** start Exercise material **

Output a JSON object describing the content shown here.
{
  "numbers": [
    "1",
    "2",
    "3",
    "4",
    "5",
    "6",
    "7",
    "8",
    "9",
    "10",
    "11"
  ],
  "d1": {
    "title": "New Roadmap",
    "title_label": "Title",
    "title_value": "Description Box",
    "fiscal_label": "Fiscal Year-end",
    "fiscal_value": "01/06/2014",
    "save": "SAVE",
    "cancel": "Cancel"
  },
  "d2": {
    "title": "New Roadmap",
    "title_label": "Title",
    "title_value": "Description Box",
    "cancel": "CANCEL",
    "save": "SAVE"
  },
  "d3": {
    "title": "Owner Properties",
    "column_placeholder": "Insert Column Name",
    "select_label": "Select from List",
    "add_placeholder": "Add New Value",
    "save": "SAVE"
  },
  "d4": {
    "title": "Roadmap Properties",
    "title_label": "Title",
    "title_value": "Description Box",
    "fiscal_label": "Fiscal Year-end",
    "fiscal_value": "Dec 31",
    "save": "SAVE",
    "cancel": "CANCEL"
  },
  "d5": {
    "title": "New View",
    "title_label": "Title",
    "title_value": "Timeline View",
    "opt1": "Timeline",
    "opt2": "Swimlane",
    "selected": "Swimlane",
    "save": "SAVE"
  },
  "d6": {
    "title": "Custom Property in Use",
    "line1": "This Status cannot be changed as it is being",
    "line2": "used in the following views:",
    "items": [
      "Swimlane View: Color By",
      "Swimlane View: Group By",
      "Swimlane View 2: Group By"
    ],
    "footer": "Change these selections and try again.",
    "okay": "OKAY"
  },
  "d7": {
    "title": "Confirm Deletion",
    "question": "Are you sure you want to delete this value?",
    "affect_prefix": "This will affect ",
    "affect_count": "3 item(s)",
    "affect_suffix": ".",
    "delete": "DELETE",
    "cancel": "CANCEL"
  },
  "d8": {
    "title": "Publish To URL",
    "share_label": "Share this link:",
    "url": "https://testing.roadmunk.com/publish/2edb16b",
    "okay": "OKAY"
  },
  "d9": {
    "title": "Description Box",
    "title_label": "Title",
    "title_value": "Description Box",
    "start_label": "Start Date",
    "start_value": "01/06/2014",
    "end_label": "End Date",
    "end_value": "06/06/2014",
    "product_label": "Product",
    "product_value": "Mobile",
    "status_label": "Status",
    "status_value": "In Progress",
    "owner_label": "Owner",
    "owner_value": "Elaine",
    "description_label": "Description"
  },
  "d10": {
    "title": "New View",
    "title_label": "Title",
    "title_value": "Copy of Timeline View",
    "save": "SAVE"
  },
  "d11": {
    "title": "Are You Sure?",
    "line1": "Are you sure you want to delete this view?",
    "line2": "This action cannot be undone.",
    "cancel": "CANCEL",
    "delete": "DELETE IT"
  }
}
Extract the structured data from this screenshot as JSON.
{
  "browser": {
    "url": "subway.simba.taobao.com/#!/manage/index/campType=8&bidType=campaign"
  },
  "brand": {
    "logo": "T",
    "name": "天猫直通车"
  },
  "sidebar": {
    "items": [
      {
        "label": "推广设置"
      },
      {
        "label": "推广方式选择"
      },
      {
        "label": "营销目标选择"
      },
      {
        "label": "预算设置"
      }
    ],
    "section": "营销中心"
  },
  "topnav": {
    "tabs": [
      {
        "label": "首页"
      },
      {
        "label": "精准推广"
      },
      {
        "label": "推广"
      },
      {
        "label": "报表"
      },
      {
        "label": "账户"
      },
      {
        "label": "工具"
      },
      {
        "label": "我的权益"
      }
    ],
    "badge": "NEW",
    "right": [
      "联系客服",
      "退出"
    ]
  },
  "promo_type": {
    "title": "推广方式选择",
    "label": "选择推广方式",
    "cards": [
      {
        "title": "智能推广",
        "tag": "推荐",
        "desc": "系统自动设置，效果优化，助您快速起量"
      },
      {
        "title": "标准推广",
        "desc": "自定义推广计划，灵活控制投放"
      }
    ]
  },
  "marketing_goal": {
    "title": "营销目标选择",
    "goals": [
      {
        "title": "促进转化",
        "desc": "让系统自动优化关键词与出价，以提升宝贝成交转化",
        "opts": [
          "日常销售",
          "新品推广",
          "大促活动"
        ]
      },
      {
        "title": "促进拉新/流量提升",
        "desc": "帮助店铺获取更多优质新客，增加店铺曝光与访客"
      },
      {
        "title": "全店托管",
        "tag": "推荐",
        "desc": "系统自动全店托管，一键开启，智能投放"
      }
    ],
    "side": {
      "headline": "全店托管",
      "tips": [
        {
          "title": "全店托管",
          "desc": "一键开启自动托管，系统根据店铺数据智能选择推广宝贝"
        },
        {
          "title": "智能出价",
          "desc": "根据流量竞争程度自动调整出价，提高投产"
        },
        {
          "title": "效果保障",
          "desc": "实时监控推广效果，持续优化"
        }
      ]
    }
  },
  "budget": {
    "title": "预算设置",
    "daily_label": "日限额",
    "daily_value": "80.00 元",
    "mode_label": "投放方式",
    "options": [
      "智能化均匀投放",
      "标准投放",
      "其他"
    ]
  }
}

** end Exercise material **

What is required:
All of the entries must be written out exactly as they stand.

Solution:
Output a JSON object describing the content shown here.
{
  "numbers": [
    "1",
    "2",
    "3",
    "4",
    "5",
    "6",
    "7",
    "8",
    "9",
    "10",
    "11"
  ],
  "d1": {
    "title": "New Roadmap",
    "title_label": "Title",
    "title_value": "Description Box",
    "fiscal_label": "Fiscal Year-end",
    "fiscal_value": "01/06/2014",
    "save": "SAVE",
    "cancel": "Cancel"
  },
  "d2": {
    "title": "New Roadmap",
    "title_label": "Title",
    "title_value": "Description Box",
    "cancel": "CANCEL",
    "save": "SAVE"
  },
  "d3": {
    "title": "Owner Properties",
    "column_placeholder": "Insert Column Name",
    "select_label": "Select from List",
    "add_placeholder": "Add New Value",
    "save": "SAVE"
  },
  "d4": {
    "title": "Roadmap Properties",
    "title_label": "Title",
    "title_value": "Description Box",
    "fiscal_label": "Fiscal Year-end",
    "fiscal_value": "Dec 31",
    "save": "SAVE",
    "cancel": "CANCEL"
  },
  "d5": {
    "title": "New View",
    "title_label": "Title",
    "title_value": "Timeline View",
    "opt1": "Timeline",
    "opt2": "Swimlane",
    "selected": "Swimlane",
    "save": "SAVE"
  },
  "d6": {
    "title": "Custom Property in Use",
    "line1": "This Status cannot be changed as it is being",
    "line2": "used in the following views:",
    "items": [
      "Swimlane View: Color By",
      "Swimlane View: Group By",
      "Swimlane View 2: Group By"
    ],
    "footer": "Change these selections and try again.",
    "okay": "OKAY"
  },
  "d7": {
    "title": "Confirm Deletion",
    "question": "Are you sure you want to delete this value?",
    "affect_prefix": "This will affect ",
    "affect_count": "3 item(s)",
    "affect_suffix": ".",
    "delete": "DELETE",
    "cancel": "CANCEL"
  },
  "d8": {
    "title": "Publish To URL",
    "share_label": "Share this link:",
    "url": "https://testing.roadmunk.com/publish/2edb16b",
    "okay": "OKAY"
  },
  "d9": {
    "title": "Description Box",
    "title_label": "Title",
    "title_value": "Description Box",
    "start_label": "Start Date",
    "start_value": "01/06/2014",
    "end_label": "End Date",
    "end_value": "06/06/2014",
    "product_label": "Product",
    "product_value": "Mobile",
    "status_label": "Status",
    "status_value": "In Progress",
    "owner_label": "Owner",
    "owner_value": "Elaine",
    "description_label": "Description"
  },
  "d10": {
    "title": "New View",
    "title_label": "Title",
    "title_value": "Copy of Timeline View",
    "save": "SAVE"
  },
  "d11": {
    "title": "Are You Sure?",
    "line1": "Are you sure you want to delete this view?",
    "line2": "This action cannot be undone.",
    "cancel": "CANCEL",
    "delete": "DELETE IT"
  }
}
Extract the structured data from this screenshot as JSON.
{
  "browser": {
    "url": "subway.simba.taobao.com/#!/manage/index/campType=8&bidType=campaign"
  },
  "brand": {
    "logo": "T",
    "name": "天猫直通车"
  },
  "sidebar": {
    "items": [
      {
        "label": "推广设置"
      },
      {
        "label": "推广方式选择"
      },
      {
        "label": "营销目标选择"
      },
      {
        "label": "预算设置"
      }
    ],
    "section": "营销中心"
  },
  "topnav": {
    "tabs": [
      {
        "label": "首页"
      },
      {
        "label": "精准推广"
      },
      {
        "label": "推广"
      },
      {
        "label": "报表"
      },
      {
        "label": "账户"
      },
      {
        "label": "工具"
      },
      {
        "label": "我的权益"
      }
    ],
    "badge": "NEW",
    "right": [
      "联系客服",
      "退出"
    ]
  },
  "promo_type": {
    "title": "推广方式选择",
    "label": "选择推广方式",
    "cards": [
      {
        "title": "智能推广",
        "tag": "推荐",
        "desc": "系统自动设置，效果优化，助您快速起量"
      },
      {
        "title": "标准推广",
        "desc": "自定义推广计划，灵活控制投放"
      }
    ]
  },
  "marketing_goal": {
    "title": "营销目标选择",
    "goals": [
      {
        "title": "促进转化",
        "desc": "让系统自动优化关键词与出价，以提升宝贝成交转化",
        "opts": [
          "日常销售",
          "新品推广",
          "大促活动"
        ]
      },
      {
        "title": "促进拉新/流量提升",
        "desc": "帮助店铺获取更多优质新客，增加店铺曝光与访客"
      },
      {
        "title": "全店托管",
        "tag": "推荐",
        "desc": "系统自动全店托管，一键开启，智能投放"
      }
    ],
    "side": {
      "headline": "全店托管",
      "tips": [
        {
          "title": "全店托管",
          "desc": "一键开启自动托管，系统根据店铺数据智能选择推广宝贝"
        },
        {
          "title": "智能出价",
          "desc": "根据流量竞争程度自动调整出价，提高投产"
        },
        {
          "title": "效果保障",
          "desc": "实时监控推广效果，持续优化"
        }
      ]
    }
  },
  "budget": {
    "title": "预算设置",
    "daily_label": "日限额",
    "daily_value": "80.00 元",
    "mode_label": "投放方式",
    "options": [
      "智能化均匀投放",
      "标准投放",
      "其他"
    ]
  }
}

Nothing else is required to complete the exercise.